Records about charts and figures
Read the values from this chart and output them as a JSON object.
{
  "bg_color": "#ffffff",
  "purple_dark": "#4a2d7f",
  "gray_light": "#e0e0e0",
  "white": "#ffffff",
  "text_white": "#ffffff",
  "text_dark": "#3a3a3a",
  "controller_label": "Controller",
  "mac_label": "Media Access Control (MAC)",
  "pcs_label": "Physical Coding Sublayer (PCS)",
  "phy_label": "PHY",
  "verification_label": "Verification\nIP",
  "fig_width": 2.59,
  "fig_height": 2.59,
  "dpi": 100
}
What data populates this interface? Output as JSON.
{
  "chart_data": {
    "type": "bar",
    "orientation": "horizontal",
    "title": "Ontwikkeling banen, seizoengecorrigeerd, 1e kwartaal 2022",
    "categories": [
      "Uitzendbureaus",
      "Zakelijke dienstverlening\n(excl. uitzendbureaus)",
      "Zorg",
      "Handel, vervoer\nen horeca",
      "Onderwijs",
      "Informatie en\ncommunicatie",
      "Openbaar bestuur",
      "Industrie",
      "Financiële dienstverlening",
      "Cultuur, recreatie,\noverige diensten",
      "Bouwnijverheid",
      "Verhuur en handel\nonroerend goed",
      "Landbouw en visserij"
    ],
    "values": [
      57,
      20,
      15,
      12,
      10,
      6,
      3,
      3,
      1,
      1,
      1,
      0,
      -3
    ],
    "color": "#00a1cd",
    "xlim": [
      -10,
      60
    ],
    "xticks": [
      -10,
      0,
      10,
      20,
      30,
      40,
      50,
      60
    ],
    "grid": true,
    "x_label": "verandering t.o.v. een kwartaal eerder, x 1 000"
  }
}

**Your objective:** Of the lines above, copy each that contains "this".

**Written response:**
Read the values from this chart and output them as a JSON object.
What data populates this interface? Output as JSON.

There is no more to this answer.